▶ **Data entries**

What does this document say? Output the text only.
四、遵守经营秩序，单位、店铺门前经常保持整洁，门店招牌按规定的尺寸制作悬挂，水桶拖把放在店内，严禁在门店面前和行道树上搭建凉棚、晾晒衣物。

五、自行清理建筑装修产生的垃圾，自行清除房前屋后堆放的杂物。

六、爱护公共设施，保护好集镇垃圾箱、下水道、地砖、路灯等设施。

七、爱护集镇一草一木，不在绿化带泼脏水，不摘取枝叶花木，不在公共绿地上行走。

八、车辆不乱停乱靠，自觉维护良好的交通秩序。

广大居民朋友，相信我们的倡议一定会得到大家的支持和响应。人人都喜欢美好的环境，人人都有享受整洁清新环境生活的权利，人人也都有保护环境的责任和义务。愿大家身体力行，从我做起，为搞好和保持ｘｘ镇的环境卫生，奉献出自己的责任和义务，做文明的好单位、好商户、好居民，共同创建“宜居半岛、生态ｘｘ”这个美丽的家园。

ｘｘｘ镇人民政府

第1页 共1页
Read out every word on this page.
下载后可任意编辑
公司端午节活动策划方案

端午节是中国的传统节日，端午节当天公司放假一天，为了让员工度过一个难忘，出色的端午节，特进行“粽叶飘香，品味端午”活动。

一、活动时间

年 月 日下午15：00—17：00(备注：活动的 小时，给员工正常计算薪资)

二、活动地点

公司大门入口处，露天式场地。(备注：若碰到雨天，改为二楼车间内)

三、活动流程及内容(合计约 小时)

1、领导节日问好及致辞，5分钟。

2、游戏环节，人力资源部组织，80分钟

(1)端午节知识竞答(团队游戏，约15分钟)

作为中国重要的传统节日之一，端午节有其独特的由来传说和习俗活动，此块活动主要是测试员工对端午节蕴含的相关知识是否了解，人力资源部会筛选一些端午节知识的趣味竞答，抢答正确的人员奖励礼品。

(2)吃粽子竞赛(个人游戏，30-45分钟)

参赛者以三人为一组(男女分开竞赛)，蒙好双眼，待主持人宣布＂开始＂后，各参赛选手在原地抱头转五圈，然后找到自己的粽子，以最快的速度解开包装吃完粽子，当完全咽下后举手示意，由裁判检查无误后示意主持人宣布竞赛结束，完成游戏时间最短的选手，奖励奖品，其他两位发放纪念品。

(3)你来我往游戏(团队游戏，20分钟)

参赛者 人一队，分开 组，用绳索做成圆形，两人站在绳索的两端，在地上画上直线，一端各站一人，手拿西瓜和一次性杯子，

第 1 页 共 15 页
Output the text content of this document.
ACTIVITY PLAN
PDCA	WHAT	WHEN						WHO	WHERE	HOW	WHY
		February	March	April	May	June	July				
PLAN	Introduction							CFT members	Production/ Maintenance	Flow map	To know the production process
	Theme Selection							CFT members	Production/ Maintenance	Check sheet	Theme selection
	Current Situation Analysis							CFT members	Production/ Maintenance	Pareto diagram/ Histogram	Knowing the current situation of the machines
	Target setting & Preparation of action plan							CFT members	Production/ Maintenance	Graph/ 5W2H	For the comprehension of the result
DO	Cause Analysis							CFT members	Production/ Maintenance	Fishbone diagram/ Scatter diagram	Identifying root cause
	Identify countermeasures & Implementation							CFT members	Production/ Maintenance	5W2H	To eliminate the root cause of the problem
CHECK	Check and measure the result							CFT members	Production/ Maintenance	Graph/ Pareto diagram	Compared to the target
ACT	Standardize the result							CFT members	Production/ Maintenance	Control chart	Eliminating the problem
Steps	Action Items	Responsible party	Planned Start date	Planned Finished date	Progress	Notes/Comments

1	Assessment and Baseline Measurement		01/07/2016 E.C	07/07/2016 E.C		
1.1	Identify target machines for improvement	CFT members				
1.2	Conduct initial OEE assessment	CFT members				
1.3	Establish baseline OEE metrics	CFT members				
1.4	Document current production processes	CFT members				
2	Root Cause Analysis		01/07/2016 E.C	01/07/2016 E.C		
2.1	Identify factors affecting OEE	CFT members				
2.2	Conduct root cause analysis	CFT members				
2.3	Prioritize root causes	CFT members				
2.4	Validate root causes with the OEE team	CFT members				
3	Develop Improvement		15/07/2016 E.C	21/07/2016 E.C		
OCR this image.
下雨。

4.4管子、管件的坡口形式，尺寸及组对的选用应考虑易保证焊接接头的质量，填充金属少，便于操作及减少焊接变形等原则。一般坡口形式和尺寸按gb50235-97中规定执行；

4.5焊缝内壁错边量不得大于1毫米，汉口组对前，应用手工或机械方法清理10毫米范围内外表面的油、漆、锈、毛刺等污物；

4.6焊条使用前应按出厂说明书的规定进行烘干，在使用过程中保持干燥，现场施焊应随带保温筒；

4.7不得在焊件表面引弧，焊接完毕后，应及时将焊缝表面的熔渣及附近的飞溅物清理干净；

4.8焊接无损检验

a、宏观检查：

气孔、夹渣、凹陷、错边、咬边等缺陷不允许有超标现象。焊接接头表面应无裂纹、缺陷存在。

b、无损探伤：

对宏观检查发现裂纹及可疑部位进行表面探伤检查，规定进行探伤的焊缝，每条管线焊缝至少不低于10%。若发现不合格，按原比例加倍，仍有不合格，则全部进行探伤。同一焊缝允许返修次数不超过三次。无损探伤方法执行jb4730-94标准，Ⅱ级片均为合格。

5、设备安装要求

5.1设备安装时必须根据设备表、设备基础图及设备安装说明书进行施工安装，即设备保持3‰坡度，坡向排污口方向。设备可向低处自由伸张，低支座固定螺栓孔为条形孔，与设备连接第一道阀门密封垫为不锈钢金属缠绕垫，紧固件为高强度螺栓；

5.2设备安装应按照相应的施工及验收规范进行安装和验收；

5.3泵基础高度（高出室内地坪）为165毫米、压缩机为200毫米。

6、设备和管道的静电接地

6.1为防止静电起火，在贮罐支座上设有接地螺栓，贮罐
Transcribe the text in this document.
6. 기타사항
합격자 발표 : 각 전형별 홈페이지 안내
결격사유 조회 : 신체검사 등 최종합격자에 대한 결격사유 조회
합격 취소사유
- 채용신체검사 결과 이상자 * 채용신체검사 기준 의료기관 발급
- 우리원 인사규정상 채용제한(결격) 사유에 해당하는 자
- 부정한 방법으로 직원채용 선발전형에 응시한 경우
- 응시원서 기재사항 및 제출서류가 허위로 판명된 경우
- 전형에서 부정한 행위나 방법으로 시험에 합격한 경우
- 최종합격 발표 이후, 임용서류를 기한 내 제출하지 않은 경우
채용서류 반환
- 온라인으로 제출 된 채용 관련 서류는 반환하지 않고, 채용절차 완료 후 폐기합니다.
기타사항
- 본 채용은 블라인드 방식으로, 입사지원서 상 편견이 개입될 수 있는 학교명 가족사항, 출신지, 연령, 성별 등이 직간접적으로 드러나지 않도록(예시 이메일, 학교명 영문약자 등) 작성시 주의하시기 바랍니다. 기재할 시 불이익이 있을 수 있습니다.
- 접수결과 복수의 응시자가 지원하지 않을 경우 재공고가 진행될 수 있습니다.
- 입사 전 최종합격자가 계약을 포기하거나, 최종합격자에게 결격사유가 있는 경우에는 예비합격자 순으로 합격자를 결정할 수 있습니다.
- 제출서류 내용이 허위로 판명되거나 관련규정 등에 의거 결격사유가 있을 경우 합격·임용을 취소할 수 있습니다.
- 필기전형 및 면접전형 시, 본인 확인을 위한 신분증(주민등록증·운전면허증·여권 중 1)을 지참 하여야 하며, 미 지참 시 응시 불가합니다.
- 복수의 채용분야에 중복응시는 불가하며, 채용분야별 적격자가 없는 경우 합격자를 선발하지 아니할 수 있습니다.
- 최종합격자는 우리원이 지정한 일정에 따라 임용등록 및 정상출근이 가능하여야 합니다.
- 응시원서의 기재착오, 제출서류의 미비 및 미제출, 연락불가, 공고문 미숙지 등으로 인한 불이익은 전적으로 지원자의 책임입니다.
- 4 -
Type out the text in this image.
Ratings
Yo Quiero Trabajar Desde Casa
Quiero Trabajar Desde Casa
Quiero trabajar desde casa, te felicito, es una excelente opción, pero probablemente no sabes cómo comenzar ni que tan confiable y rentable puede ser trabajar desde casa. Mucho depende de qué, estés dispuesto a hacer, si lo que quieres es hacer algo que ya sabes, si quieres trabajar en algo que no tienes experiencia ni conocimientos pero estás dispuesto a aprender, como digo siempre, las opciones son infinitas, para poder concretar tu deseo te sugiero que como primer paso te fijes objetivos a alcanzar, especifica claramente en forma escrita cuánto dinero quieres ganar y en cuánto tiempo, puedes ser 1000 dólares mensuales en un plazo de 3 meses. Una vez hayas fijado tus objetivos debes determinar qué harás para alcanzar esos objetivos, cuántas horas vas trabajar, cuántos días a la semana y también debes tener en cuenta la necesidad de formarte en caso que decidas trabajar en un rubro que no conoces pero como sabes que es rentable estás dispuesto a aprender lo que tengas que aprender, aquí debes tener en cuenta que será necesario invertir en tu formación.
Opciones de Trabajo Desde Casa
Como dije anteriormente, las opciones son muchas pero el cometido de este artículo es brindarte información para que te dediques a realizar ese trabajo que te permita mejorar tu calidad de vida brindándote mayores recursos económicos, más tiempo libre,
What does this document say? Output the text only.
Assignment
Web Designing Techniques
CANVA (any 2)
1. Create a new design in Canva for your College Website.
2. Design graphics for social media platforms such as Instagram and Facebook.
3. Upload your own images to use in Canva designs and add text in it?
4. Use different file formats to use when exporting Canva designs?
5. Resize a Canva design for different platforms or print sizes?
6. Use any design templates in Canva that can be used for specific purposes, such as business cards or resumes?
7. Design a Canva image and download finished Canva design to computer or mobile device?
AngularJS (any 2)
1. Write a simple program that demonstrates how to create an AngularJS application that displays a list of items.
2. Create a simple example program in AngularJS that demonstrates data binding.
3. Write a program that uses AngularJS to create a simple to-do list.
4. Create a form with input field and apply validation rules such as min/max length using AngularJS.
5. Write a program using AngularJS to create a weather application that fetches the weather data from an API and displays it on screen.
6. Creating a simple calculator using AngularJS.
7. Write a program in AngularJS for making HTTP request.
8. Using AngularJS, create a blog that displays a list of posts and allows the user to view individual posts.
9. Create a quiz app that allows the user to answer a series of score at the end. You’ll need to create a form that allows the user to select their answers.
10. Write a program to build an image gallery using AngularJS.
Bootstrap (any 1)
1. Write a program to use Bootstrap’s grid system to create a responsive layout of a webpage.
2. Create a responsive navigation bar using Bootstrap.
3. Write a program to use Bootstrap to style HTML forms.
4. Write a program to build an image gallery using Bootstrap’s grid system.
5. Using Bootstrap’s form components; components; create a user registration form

▶ **Problem**
Pull out and copy each line containing the string "user".

▶ **Final result**
8. Using AngularJS, create a blog that displays a list of posts and allows the user to view individual posts.
9. Create a quiz app that allows the user to answer a series of score at the end. You’ll need to create a form that allows the user to select their answers.
5. Using Bootstrap’s form components; components; create a user registration form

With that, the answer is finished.